Task statement »
Write only the number of lines holding the string "fill".

Record excerpts »
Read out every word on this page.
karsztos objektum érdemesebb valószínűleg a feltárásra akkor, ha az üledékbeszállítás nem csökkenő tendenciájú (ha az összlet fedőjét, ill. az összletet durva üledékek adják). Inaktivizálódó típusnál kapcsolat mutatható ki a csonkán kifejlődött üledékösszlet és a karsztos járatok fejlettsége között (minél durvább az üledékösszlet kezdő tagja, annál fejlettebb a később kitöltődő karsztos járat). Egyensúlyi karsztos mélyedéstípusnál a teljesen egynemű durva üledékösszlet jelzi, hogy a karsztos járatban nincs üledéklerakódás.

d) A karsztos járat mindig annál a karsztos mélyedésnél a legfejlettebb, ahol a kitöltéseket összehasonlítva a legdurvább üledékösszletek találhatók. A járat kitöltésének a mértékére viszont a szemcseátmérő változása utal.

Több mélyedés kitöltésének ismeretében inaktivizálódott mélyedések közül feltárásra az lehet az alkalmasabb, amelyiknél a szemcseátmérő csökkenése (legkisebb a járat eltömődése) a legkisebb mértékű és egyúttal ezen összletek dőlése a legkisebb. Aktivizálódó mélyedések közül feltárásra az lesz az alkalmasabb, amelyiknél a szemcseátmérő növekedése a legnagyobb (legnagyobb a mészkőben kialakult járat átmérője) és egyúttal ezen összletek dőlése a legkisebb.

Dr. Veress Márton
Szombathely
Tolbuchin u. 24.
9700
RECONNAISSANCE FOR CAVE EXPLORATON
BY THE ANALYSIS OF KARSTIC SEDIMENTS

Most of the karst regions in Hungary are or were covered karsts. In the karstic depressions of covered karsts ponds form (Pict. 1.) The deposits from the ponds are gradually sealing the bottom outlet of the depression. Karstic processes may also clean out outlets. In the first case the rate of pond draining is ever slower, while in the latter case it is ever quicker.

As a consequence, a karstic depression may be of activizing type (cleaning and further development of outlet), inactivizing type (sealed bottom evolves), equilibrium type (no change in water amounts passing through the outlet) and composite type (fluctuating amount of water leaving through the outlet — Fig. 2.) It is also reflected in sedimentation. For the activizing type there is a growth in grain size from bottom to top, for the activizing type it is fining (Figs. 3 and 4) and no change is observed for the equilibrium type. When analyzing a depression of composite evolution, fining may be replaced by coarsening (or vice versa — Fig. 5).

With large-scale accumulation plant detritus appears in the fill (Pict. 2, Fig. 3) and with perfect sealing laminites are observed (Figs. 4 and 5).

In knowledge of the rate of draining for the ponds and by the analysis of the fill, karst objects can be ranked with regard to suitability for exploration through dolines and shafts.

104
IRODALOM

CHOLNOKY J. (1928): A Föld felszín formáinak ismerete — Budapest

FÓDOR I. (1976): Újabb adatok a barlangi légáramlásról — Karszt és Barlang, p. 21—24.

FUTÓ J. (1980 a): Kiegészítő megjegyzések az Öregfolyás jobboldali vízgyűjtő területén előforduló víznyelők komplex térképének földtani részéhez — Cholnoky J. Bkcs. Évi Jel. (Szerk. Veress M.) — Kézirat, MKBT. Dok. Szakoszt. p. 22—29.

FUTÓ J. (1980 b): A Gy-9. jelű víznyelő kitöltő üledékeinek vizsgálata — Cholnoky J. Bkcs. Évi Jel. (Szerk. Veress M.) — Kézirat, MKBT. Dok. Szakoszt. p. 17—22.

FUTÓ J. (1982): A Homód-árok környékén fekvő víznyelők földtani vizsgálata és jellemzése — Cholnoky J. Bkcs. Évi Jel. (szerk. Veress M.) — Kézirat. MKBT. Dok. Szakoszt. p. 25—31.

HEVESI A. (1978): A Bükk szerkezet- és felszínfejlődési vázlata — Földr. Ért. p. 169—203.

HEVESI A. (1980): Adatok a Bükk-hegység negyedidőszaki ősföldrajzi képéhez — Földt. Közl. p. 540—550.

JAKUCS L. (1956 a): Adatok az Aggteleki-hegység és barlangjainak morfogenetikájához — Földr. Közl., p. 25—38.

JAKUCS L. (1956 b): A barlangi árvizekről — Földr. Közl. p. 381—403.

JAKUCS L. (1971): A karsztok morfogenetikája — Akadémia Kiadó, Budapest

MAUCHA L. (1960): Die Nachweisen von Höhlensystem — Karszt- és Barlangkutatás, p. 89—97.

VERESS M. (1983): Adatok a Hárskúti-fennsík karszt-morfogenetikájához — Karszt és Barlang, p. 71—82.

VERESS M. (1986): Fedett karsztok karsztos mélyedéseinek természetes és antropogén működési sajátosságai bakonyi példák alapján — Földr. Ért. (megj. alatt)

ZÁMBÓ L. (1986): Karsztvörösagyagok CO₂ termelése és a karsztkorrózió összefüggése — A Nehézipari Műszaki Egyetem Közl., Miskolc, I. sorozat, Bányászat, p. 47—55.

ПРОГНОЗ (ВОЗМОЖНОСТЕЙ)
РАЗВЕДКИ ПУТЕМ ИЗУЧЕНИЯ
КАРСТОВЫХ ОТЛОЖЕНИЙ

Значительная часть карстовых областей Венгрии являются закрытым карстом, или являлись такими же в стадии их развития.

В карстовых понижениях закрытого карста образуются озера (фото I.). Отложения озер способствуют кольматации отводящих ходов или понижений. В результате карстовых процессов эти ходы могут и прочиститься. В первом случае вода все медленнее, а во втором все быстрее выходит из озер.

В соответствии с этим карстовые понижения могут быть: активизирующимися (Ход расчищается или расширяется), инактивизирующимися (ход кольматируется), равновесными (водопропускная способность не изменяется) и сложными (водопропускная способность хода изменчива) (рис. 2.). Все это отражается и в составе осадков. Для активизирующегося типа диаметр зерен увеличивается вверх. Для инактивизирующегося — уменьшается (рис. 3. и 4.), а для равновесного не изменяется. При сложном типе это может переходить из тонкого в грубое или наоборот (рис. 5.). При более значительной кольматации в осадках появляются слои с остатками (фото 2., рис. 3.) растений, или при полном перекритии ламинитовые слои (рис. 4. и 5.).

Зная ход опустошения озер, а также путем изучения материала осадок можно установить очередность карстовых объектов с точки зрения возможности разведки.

Solution below »
2